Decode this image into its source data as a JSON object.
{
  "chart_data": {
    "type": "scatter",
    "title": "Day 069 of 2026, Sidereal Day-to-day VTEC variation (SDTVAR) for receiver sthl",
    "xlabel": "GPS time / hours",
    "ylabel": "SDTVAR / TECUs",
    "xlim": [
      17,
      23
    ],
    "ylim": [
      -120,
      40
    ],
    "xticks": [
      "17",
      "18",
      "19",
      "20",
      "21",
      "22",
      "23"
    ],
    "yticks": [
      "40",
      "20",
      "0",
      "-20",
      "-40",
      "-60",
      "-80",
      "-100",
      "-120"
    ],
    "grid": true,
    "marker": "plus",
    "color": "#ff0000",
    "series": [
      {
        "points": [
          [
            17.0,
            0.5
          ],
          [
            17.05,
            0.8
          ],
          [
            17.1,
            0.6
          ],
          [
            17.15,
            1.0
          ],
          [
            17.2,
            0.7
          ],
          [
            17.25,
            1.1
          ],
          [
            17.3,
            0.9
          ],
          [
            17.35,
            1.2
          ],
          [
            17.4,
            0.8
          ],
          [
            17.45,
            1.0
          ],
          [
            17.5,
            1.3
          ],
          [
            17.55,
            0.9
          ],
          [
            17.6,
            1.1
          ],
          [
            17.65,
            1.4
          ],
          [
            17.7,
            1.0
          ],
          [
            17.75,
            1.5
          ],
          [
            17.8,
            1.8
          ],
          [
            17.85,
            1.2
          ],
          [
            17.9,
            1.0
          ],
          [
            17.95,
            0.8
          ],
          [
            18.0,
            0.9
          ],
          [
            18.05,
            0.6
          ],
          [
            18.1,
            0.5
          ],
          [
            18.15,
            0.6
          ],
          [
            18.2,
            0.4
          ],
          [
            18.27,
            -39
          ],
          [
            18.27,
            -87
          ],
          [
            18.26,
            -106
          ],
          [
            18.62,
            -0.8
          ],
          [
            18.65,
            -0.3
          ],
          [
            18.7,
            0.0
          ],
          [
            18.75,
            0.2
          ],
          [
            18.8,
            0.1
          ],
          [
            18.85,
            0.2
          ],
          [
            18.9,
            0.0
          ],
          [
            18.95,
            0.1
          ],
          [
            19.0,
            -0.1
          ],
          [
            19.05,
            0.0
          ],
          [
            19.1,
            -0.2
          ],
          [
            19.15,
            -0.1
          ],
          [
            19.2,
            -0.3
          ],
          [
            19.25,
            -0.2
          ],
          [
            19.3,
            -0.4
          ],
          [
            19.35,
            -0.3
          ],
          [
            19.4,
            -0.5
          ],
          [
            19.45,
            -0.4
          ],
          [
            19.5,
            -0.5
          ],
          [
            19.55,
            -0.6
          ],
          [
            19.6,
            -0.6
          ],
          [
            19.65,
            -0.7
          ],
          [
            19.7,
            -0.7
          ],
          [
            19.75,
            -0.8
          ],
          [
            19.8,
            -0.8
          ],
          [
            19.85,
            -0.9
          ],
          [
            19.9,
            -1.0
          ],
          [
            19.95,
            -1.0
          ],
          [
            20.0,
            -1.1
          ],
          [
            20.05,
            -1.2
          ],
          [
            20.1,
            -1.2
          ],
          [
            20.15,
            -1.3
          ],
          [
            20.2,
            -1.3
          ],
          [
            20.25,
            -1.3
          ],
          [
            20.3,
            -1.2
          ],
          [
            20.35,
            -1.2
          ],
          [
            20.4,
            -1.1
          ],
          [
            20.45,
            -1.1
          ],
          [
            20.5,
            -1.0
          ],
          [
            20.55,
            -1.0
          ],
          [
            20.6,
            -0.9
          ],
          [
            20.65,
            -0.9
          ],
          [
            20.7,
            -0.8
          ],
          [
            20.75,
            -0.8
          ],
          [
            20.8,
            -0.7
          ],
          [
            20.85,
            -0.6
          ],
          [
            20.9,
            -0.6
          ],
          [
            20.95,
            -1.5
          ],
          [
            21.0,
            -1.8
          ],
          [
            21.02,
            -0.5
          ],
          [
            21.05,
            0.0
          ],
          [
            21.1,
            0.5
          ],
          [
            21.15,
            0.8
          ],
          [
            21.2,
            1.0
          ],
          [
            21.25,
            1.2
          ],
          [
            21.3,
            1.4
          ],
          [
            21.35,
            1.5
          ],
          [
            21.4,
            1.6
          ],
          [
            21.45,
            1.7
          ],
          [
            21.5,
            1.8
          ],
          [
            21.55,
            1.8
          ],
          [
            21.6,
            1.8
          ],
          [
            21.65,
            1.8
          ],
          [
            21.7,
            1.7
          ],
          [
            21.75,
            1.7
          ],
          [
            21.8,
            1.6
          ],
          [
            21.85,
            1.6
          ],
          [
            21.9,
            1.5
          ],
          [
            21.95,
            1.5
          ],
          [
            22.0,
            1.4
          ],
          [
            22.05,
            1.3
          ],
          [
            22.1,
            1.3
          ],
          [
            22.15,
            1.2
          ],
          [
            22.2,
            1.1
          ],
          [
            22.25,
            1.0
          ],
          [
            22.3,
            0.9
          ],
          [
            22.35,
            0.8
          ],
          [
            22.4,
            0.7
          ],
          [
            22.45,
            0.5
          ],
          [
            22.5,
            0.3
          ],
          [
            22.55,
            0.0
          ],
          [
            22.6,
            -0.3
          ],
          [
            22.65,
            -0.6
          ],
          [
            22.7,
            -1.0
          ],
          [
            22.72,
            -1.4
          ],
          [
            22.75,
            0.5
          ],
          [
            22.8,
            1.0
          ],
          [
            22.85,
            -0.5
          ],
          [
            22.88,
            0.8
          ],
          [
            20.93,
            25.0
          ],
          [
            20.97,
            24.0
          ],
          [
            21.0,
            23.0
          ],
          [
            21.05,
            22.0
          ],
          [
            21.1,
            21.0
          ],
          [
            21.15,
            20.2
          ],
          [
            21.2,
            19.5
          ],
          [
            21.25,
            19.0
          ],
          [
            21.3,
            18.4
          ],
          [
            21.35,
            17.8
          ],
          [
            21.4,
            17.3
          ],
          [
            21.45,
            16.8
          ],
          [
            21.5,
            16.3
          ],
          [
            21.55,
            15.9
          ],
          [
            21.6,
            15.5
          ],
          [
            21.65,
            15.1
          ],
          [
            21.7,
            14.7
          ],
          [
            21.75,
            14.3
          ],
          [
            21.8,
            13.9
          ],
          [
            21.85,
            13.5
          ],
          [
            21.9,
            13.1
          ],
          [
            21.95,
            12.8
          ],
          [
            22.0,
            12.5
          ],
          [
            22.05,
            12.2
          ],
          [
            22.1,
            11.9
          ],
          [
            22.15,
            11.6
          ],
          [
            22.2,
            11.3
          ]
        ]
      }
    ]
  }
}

□ □ □ □ □

## REQUIRED TASK
Reproduce the entries above in full by retyping them exactly.

## TASK OUTPUT
Decode this image into its source data as a JSON object.
{
  "chart_data": {
    "type": "scatter",
    "title": "Day 069 of 2026, Sidereal Day-to-day VTEC variation (SDTVAR) for receiver sthl",
    "xlabel": "GPS time / hours",
    "ylabel": "SDTVAR / TECUs",
    "xlim": [
      17,
      23
    ],
    "ylim": [
      -120,
      40
    ],
    "xticks": [
      "17",
      "18",
      "19",
      "20",
      "21",
      "22",
      "23"
    ],
    "yticks": [
      "40",
      "20",
      "0",
      "-20",
      "-40",
      "-60",
      "-80",
      "-100",
      "-120"
    ],
    "grid": true,
    "marker": "plus",
    "color": "#ff0000",
    "series": [
      {
        "points": [
          [
            17.0,
            0.5
          ],
          [
            17.05,
            0.8
          ],
          [
            17.1,
            0.6
          ],
          [
            17.15,
            1.0
          ],
          [
            17.2,
            0.7
          ],
          [
            17.25,
            1.1
          ],
          [
            17.3,
            0.9
          ],
          [
            17.35,
            1.2
          ],
          [
            17.4,
            0.8
          ],
          [
            17.45,
            1.0
          ],
          [
            17.5,
            1.3
          ],
          [
            17.55,
            0.9
          ],
          [
            17.6,
            1.1
          ],
          [
            17.65,
            1.4
          ],
          [
            17.7,
            1.0
          ],
          [
            17.75,
            1.5
          ],
          [
            17.8,
            1.8
          ],
          [
            17.85,
            1.2
          ],
          [
            17.9,
            1.0
          ],
          [
            17.95,
            0.8
          ],
          [
            18.0,
            0.9
          ],
          [
            18.05,
            0.6
          ],
          [
            18.1,
            0.5
          ],
          [
            18.15,
            0.6
          ],
          [
            18.2,
            0.4
          ],
          [
            18.27,
            -39
          ],
          [
            18.27,
            -87
          ],
          [
            18.26,
            -106
          ],
          [
            18.62,
            -0.8
          ],
          [
            18.65,
            -0.3
          ],
          [
            18.7,
            0.0
          ],
          [
            18.75,
            0.2
          ],
          [
            18.8,
            0.1
          ],
          [
            18.85,
            0.2
          ],
          [
            18.9,
            0.0
          ],
          [
            18.95,
            0.1
          ],
          [
            19.0,
            -0.1
          ],
          [
            19.05,
            0.0
          ],
          [
            19.1,
            -0.2
          ],
          [
            19.15,
            -0.1
          ],
          [
            19.2,
            -0.3
          ],
          [
            19.25,
            -0.2
          ],
          [
            19.3,
            -0.4
          ],
          [
            19.35,
            -0.3
          ],
          [
            19.4,
            -0.5
          ],
          [
            19.45,
            -0.4
          ],
          [
            19.5,
            -0.5
          ],
          [
            19.55,
            -0.6
          ],
          [
            19.6,
            -0.6
          ],
          [
            19.65,
            -0.7
          ],
          [
            19.7,
            -0.7
          ],
          [
            19.75,
            -0.8
          ],
          [
            19.8,
            -0.8
          ],
          [
            19.85,
            -0.9
          ],
          [
            19.9,
            -1.0
          ],
          [
            19.95,
            -1.0
          ],
          [
            20.0,
            -1.1
          ],
          [
            20.05,
            -1.2
          ],
          [
            20.1,
            -1.2
          ],
          [
            20.15,
            -1.3
          ],
          [
            20.2,
            -1.3
          ],
          [
            20.25,
            -1.3
          ],
          [
            20.3,
            -1.2
          ],
          [
            20.35,
            -1.2
          ],
          [
            20.4,
            -1.1
          ],
          [
            20.45,
            -1.1
          ],
          [
            20.5,
            -1.0
          ],
          [
            20.55,
            -1.0
          ],
          [
            20.6,
            -0.9
          ],
          [
            20.65,
            -0.9
          ],
          [
            20.7,
            -0.8
          ],
          [
            20.75,
            -0.8
          ],
          [
            20.8,
            -0.7
          ],
          [
            20.85,
            -0.6
          ],
          [
            20.9,
            -0.6
          ],
          [
            20.95,
            -1.5
          ],
          [
            21.0,
            -1.8
          ],
          [
            21.02,
            -0.5
          ],
          [
            21.05,
            0.0
          ],
          [
            21.1,
            0.5
          ],
          [
            21.15,
            0.8
          ],
          [
            21.2,
            1.0
          ],
          [
            21.25,
            1.2
          ],
          [
            21.3,
            1.4
          ],
          [
            21.35,
            1.5
          ],
          [
            21.4,
            1.6
          ],
          [
            21.45,
            1.7
          ],
          [
            21.5,
            1.8
          ],
          [
            21.55,
            1.8
          ],
          [
            21.6,
            1.8
          ],
          [
            21.65,
            1.8
          ],
          [
            21.7,
            1.7
          ],
          [
            21.75,
            1.7
          ],
          [
            21.8,
            1.6
          ],
          [
            21.85,
            1.6
          ],
          [
            21.9,
            1.5
          ],
          [
            21.95,
            1.5
          ],
          [
            22.0,
            1.4
          ],
          [
            22.05,
            1.3
          ],
          [
            22.1,
            1.3
          ],
          [
            22.15,
            1.2
          ],
          [
            22.2,
            1.1
          ],
          [
            22.25,
            1.0
          ],
          [
            22.3,
            0.9
          ],
          [
            22.35,
            0.8
          ],
          [
            22.4,
            0.7
          ],
          [
            22.45,
            0.5
          ],
          [
            22.5,
            0.3
          ],
          [
            22.55,
            0.0
          ],
          [
            22.6,
            -0.3
          ],
          [
            22.65,
            -0.6
          ],
          [
            22.7,
            -1.0
          ],
          [
            22.72,
            -1.4
          ],
          [
            22.75,
            0.5
          ],
          [
            22.8,
            1.0
          ],
          [
            22.85,
            -0.5
          ],
          [
            22.88,
            0.8
          ],
          [
            20.93,
            25.0
          ],
          [
            20.97,
            24.0
          ],
          [
            21.0,
            23.0
          ],
          [
            21.05,
            22.0
          ],
          [
            21.1,
            21.0
          ],
          [
            21.15,
            20.2
          ],
          [
            21.2,
            19.5
          ],
          [
            21.25,
            19.0
          ],
          [
            21.3,
            18.4
          ],
          [
            21.35,
            17.8
          ],
          [
            21.4,
            17.3
          ],
          [
            21.45,
            16.8
          ],
          [
            21.5,
            16.3
          ],
          [
            21.55,
            15.9
          ],
          [
            21.6,
            15.5
          ],
          [
            21.65,
            15.1
          ],
          [
            21.7,
            14.7
          ],
          [
            21.75,
            14.3
          ],
          [
            21.8,
            13.9
          ],
          [
            21.85,
            13.5
          ],
          [
            21.9,
            13.1
          ],
          [
            21.95,
            12.8
          ],
          [
            22.0,
            12.5
          ],
          [
            22.05,
            12.2
          ],
          [
            22.1,
            11.9
          ],
          [
            22.15,
            11.6
          ],
          [
            22.2,
            11.3
          ]
        ]
      }
    ]
  }
}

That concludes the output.